Dataset rows:

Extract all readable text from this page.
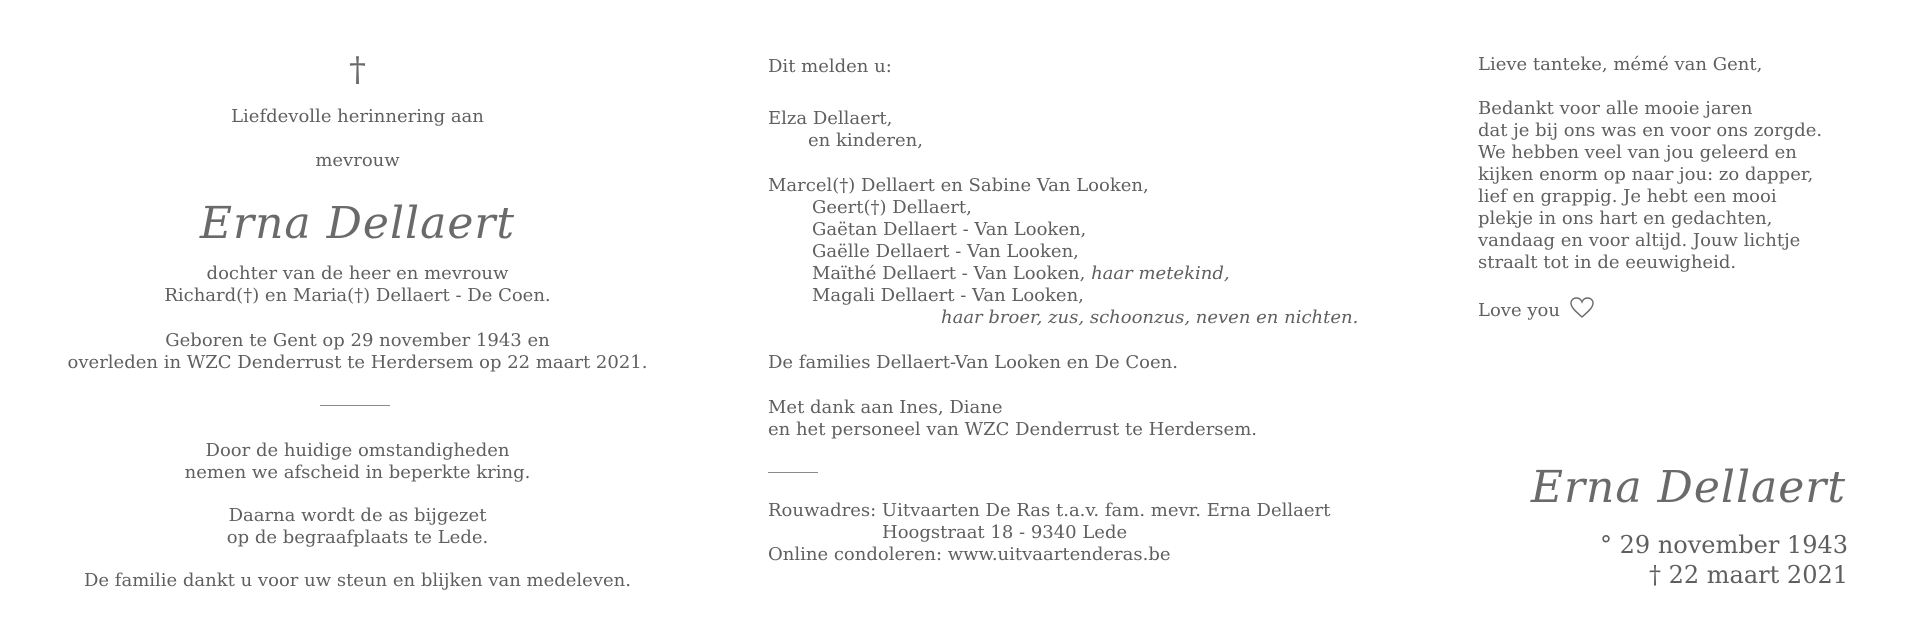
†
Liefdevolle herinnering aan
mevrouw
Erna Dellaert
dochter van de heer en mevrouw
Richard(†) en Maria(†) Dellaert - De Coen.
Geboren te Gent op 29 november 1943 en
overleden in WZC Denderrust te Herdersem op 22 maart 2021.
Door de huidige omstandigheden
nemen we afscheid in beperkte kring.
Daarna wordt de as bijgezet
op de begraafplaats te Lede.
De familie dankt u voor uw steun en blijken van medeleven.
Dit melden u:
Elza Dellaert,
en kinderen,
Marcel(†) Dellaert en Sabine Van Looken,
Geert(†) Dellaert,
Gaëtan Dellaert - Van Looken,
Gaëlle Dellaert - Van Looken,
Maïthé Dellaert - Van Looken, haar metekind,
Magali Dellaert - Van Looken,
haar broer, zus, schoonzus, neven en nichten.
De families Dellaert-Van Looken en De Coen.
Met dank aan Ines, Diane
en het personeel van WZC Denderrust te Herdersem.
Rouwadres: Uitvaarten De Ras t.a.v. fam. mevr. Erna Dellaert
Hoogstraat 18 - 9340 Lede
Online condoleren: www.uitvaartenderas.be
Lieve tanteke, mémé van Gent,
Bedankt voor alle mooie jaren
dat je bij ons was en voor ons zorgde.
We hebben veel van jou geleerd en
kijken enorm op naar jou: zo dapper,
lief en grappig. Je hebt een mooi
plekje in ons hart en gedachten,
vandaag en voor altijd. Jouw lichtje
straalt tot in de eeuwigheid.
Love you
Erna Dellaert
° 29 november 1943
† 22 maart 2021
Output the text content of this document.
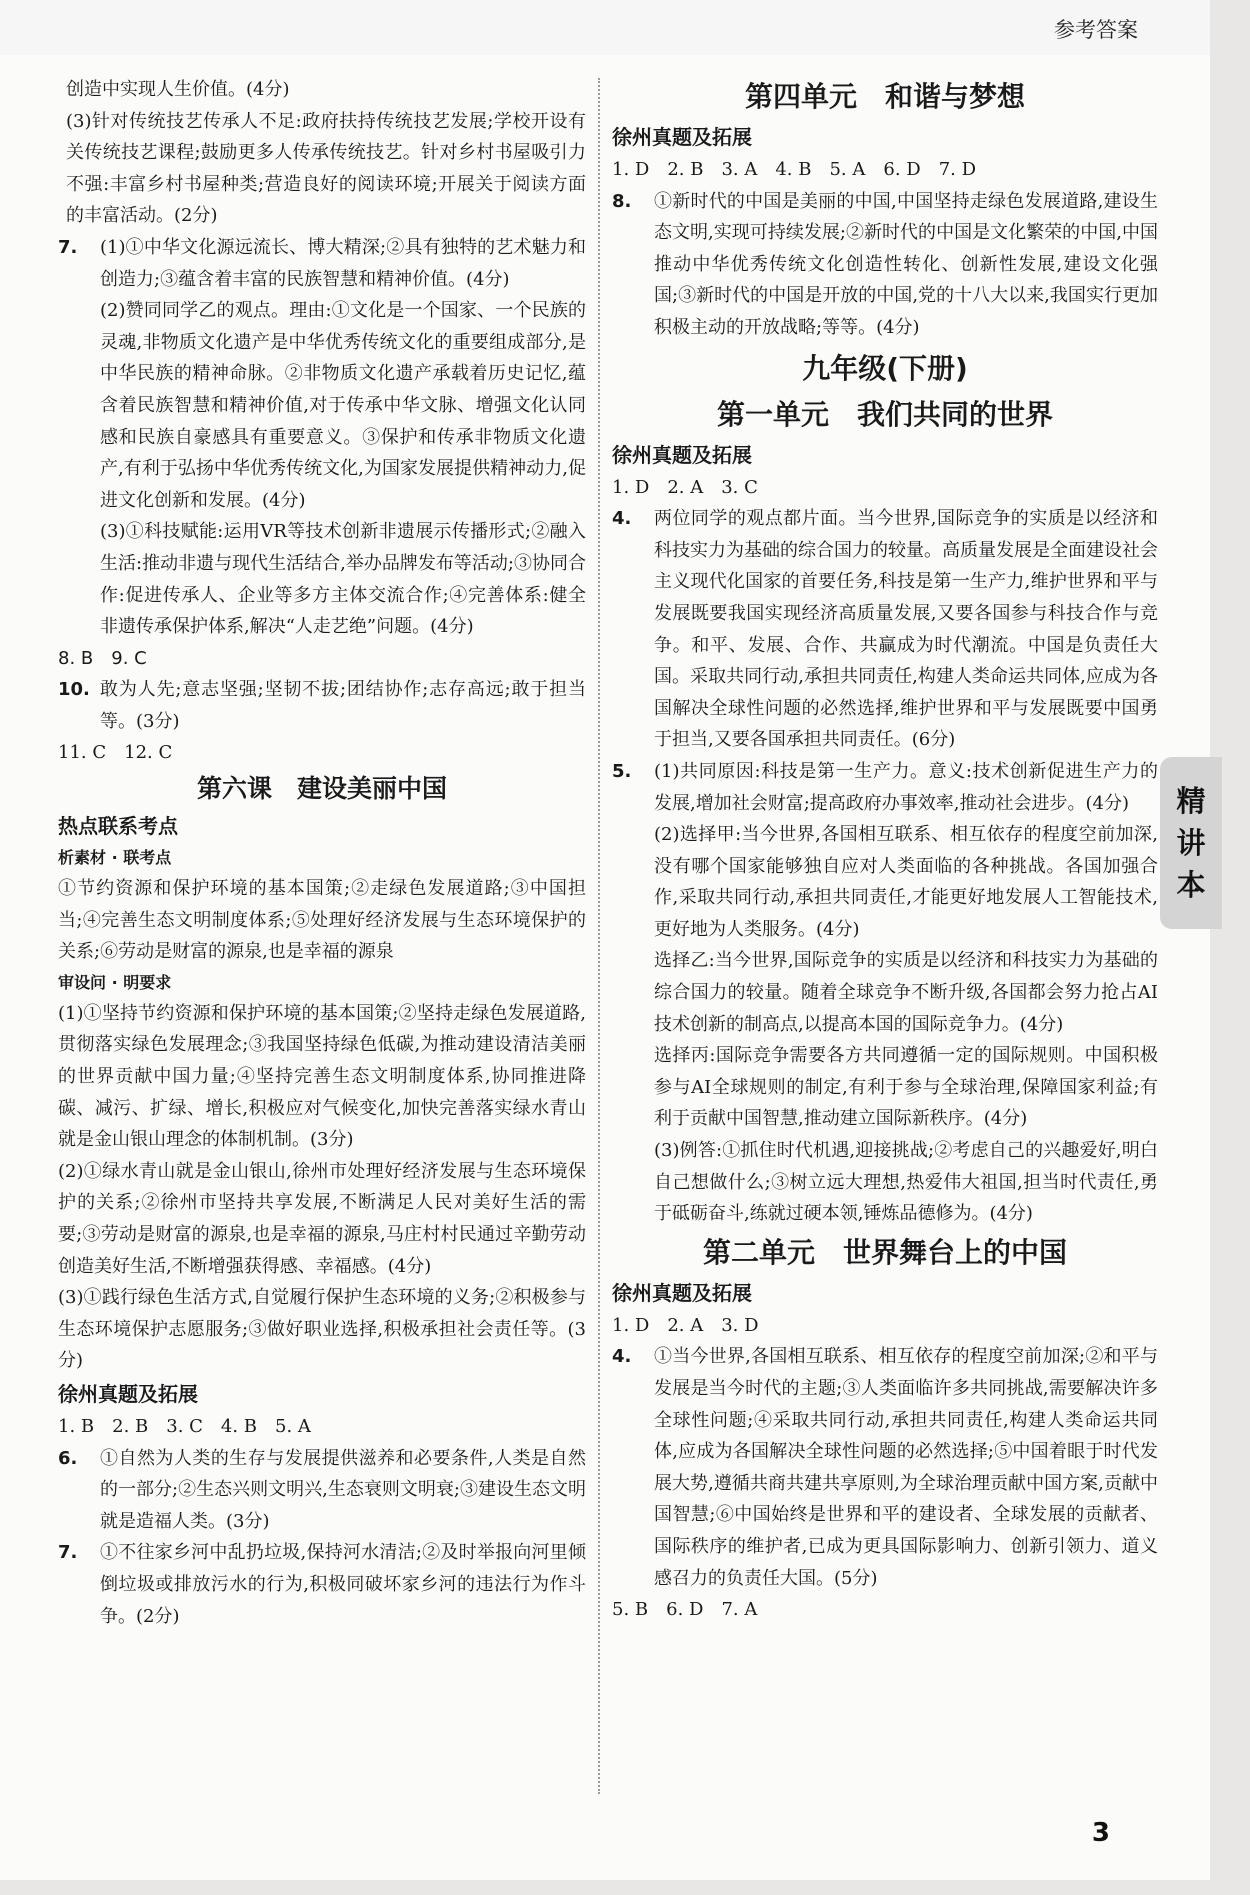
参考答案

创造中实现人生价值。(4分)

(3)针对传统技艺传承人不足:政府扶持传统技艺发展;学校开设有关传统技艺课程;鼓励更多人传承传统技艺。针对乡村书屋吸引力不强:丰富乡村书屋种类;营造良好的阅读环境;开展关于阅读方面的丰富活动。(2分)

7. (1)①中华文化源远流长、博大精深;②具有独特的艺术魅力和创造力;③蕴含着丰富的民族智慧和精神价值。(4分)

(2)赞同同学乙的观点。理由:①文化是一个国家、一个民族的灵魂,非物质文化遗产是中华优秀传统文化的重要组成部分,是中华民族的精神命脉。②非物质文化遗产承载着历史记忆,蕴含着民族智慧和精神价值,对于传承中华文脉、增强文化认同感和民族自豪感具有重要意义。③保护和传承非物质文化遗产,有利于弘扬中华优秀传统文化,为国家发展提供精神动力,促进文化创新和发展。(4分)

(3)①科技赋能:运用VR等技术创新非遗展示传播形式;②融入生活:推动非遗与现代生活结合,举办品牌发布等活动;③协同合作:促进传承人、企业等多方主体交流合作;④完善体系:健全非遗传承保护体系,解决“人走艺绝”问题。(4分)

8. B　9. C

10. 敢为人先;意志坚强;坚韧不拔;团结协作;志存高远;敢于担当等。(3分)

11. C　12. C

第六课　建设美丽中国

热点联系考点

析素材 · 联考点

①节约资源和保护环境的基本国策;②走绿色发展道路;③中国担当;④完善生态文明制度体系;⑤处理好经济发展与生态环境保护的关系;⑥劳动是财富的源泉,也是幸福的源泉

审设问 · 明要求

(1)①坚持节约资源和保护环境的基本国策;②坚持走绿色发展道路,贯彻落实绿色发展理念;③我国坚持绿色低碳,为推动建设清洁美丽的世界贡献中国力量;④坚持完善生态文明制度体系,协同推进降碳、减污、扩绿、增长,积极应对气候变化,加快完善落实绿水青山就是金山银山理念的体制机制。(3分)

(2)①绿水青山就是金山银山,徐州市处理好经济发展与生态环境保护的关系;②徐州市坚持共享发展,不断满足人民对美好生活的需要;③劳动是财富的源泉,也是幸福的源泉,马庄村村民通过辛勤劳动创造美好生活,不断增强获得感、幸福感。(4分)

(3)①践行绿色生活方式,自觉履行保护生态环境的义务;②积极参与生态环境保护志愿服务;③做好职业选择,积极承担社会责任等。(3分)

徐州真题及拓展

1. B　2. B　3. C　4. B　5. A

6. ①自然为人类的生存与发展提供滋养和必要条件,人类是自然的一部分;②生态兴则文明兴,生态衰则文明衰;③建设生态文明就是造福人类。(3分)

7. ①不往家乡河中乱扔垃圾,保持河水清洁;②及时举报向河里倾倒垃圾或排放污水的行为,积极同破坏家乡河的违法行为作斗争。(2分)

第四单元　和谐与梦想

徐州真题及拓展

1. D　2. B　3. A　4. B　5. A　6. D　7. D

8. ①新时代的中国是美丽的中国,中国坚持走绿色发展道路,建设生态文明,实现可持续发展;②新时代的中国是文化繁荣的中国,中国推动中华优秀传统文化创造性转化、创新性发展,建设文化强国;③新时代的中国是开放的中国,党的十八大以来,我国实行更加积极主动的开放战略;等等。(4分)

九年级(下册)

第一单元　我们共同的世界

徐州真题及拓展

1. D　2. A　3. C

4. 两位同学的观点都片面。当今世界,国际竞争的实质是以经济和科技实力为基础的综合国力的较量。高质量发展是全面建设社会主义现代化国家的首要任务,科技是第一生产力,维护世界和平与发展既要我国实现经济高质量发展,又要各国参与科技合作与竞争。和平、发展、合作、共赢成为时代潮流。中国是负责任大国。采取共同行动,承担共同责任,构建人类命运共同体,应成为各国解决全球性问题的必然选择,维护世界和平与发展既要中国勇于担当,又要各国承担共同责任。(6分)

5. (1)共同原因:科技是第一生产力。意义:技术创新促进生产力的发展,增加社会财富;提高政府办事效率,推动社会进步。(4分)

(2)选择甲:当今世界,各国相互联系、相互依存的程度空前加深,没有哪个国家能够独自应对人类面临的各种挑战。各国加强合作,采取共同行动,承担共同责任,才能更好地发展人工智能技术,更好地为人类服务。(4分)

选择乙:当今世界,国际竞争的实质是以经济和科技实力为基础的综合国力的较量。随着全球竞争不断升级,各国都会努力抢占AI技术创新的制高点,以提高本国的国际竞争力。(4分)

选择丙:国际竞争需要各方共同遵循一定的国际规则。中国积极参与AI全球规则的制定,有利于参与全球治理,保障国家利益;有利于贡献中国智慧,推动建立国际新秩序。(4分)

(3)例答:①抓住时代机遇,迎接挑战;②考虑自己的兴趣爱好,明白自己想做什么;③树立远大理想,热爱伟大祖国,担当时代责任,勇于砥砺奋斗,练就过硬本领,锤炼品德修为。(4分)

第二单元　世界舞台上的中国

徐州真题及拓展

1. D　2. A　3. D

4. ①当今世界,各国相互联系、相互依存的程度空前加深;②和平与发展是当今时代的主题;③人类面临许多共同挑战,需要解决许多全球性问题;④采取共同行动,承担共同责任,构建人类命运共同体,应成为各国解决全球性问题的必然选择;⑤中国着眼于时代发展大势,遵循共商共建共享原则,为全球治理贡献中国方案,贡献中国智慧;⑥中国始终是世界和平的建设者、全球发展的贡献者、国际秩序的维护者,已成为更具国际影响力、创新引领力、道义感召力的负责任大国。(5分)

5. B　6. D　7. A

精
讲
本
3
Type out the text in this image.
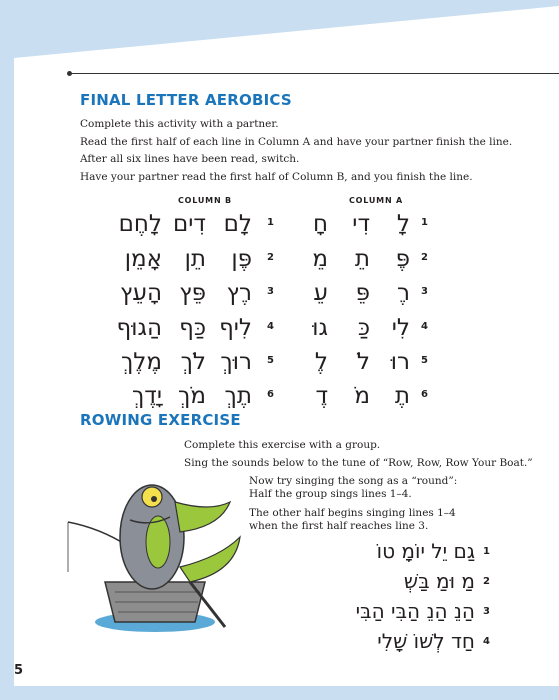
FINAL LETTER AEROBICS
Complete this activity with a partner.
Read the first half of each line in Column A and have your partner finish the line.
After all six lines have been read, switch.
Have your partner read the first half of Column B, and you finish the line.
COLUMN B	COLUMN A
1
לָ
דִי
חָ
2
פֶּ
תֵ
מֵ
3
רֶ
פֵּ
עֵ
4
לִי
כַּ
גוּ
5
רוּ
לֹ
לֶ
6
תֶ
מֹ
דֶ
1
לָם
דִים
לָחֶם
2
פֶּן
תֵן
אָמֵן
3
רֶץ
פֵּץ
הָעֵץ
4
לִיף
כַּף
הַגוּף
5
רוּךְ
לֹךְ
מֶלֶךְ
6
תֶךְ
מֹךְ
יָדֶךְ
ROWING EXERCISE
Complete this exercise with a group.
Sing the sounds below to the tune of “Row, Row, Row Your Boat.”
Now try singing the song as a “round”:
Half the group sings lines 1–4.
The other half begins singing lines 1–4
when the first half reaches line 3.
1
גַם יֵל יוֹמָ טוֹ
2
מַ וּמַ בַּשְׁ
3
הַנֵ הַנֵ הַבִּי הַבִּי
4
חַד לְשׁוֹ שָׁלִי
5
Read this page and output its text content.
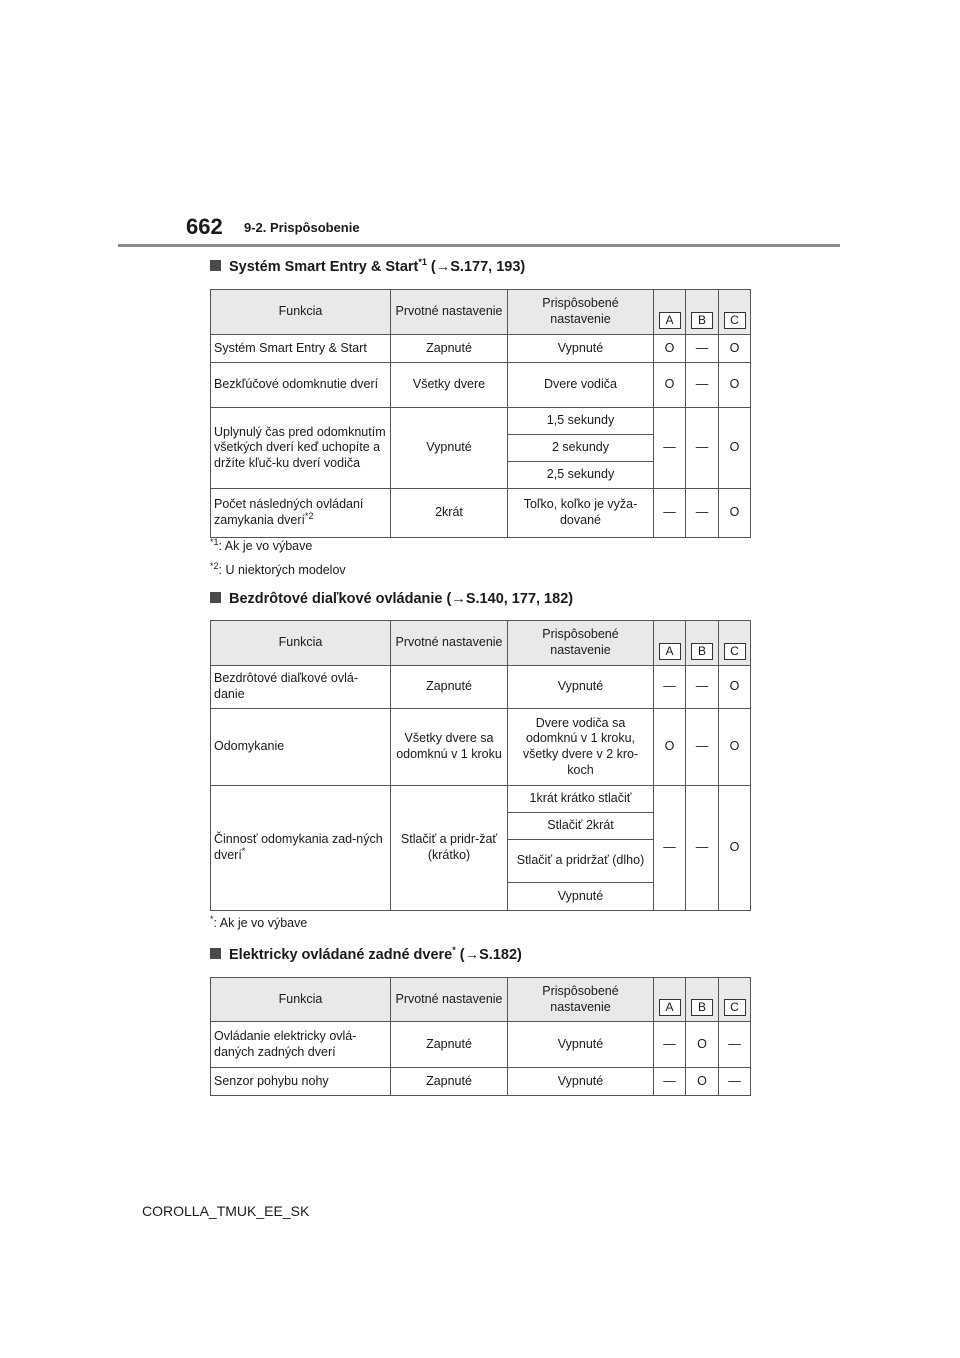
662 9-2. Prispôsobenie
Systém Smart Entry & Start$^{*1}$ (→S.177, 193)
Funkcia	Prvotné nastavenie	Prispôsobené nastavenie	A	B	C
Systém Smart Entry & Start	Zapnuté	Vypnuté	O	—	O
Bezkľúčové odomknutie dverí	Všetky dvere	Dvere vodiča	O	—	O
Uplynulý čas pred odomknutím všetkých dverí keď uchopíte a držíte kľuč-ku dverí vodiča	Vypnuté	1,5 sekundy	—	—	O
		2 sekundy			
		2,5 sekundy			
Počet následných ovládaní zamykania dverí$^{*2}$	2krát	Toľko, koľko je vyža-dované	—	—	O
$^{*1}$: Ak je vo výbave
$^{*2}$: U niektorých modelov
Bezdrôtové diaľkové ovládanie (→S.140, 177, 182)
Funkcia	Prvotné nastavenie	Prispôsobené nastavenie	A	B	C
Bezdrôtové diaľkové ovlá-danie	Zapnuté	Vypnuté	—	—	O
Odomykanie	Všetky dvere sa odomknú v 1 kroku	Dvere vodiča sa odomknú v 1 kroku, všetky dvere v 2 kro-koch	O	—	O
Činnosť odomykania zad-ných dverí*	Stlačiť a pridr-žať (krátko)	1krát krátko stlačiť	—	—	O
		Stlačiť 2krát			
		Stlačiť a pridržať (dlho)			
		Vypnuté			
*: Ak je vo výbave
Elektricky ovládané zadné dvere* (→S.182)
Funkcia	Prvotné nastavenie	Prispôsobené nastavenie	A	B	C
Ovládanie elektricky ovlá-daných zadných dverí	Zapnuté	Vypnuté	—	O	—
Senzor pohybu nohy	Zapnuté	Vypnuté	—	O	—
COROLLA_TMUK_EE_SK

Goal: Go through the lines above. Select every one that has the string "haar".

Written answer:
Maïthé Dellaert - Van Looken, haar metekind,
haar broer, zus, schoonzus, neven en nichten.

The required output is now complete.